■ The task
Gather the lines that hold the string "name".
================================
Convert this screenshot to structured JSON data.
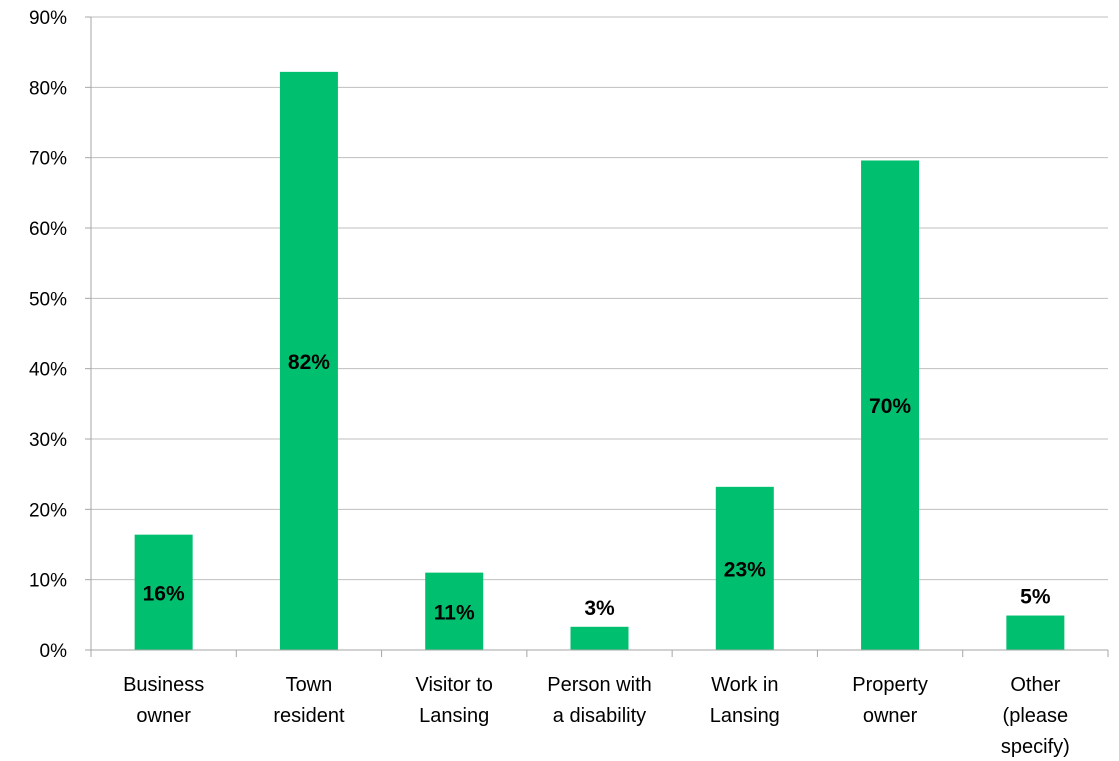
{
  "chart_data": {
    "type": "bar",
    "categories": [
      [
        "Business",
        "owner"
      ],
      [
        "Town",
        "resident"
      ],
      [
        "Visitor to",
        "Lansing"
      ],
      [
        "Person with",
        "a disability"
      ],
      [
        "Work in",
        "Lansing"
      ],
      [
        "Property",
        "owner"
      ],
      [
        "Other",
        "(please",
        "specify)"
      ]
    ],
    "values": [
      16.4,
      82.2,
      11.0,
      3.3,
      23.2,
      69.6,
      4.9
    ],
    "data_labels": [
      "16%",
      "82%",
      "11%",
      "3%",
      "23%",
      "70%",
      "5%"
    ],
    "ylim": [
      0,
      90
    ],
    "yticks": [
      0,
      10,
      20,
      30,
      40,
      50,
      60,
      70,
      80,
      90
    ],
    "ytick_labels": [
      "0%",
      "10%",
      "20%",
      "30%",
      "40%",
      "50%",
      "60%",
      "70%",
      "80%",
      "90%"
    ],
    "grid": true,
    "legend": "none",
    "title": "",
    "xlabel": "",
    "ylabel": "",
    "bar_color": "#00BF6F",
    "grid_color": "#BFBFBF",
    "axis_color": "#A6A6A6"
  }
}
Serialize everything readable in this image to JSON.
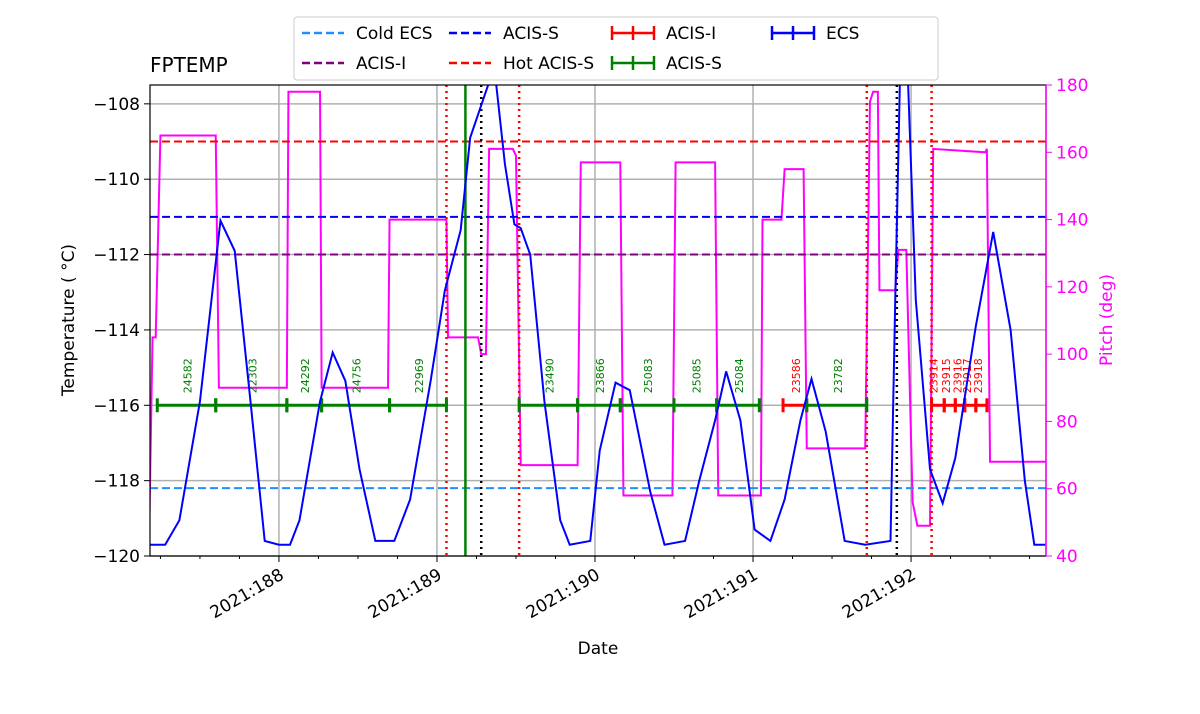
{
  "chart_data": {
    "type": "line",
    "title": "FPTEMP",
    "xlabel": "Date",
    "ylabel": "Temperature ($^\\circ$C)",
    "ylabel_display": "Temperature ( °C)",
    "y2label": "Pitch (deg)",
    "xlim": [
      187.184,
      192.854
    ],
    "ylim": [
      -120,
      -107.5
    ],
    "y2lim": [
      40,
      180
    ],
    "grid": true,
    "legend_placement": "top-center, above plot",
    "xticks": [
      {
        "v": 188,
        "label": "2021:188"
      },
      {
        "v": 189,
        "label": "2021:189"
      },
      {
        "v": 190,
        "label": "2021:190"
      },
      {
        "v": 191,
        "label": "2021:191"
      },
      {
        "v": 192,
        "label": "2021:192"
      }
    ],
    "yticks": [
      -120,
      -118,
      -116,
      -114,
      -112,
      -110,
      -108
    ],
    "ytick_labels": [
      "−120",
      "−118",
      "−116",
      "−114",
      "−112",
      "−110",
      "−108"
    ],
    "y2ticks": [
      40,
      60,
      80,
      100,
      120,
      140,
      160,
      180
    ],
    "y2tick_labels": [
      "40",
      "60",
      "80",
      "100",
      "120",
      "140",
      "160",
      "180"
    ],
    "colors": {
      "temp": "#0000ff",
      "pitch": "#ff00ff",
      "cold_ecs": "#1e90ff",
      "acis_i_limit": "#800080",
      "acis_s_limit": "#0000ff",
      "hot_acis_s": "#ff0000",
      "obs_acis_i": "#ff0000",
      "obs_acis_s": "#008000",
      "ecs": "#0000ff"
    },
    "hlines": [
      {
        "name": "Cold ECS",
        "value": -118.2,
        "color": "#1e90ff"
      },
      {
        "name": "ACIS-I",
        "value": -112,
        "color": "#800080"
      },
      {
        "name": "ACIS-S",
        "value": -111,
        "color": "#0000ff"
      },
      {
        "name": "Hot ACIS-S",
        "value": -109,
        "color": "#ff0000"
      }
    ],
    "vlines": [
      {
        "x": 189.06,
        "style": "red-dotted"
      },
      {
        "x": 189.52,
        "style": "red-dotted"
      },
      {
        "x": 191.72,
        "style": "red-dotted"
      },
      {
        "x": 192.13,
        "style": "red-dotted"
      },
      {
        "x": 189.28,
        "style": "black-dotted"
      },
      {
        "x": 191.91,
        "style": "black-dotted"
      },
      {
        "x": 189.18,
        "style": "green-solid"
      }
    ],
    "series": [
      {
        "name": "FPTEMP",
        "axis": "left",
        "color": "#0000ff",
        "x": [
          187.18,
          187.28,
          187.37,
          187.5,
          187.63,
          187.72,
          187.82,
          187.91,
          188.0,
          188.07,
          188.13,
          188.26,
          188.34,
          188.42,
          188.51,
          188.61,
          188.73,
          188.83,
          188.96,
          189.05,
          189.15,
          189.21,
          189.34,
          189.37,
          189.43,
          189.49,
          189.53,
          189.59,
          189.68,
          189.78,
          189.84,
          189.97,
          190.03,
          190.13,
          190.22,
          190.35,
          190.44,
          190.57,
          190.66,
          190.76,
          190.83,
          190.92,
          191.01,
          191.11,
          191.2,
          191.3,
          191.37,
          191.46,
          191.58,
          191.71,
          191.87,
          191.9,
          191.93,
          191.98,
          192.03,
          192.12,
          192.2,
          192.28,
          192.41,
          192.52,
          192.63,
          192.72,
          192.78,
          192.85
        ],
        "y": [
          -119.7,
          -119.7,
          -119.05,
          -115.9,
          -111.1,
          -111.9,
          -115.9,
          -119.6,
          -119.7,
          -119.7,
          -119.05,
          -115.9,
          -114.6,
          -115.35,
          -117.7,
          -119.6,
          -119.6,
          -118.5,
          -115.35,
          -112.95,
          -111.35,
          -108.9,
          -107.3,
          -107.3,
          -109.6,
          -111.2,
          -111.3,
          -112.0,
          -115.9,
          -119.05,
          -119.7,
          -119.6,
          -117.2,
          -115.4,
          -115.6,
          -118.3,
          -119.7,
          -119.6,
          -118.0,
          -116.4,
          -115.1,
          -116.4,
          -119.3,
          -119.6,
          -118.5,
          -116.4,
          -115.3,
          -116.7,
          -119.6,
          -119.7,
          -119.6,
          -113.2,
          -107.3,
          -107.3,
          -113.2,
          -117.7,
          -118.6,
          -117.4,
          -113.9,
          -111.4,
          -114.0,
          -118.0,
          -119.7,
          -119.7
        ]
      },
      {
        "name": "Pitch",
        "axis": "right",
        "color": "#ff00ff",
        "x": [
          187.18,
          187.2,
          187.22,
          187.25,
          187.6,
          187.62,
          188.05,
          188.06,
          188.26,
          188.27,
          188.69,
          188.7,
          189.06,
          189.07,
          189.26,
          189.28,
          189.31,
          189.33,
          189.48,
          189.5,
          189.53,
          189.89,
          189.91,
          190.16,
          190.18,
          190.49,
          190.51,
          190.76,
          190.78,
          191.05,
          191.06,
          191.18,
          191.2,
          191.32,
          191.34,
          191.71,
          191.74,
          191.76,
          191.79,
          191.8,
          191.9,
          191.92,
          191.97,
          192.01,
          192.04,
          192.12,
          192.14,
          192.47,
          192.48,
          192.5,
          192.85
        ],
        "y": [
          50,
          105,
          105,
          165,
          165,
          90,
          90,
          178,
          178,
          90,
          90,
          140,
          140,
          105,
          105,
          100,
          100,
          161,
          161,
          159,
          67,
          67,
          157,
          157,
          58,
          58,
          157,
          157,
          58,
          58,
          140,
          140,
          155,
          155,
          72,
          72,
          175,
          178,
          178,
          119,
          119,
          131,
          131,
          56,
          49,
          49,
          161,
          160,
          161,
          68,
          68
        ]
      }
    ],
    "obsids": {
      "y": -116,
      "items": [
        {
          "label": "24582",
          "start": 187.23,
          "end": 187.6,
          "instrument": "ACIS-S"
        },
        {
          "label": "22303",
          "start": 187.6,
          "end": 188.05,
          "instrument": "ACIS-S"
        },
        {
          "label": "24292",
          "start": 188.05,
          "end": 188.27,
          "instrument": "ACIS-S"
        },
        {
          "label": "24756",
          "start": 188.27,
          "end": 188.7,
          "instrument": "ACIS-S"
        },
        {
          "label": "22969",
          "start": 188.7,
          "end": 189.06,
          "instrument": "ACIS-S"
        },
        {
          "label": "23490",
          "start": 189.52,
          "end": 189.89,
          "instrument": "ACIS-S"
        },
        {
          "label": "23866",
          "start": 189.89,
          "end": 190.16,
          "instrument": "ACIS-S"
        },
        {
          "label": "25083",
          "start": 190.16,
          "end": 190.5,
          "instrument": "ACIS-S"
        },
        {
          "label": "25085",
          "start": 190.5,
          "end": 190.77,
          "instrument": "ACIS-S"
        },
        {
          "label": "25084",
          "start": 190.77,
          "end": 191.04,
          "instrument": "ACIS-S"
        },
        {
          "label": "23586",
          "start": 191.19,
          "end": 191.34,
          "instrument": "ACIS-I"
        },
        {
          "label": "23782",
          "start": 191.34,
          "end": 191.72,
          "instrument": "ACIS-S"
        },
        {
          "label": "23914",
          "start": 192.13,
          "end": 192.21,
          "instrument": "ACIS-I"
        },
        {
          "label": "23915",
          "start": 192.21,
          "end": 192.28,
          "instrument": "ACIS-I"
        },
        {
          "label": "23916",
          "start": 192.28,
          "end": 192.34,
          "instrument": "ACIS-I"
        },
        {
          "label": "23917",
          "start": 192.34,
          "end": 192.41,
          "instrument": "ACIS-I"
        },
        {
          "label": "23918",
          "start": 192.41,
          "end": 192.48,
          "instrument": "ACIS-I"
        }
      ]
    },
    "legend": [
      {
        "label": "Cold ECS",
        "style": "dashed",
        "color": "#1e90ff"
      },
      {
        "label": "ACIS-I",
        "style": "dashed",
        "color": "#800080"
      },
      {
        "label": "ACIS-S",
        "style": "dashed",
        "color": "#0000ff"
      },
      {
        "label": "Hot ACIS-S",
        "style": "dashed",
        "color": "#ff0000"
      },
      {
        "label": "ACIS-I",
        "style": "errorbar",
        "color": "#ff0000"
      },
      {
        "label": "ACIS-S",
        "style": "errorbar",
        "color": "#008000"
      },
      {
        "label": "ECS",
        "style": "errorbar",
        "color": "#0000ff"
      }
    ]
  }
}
================================
■ Reply
        "name": "Cold ECS",
        "name": "ACIS-I",
        "name": "ACIS-S",
        "name": "Hot ACIS-S",
        "name": "FPTEMP",
        "name": "Pitch",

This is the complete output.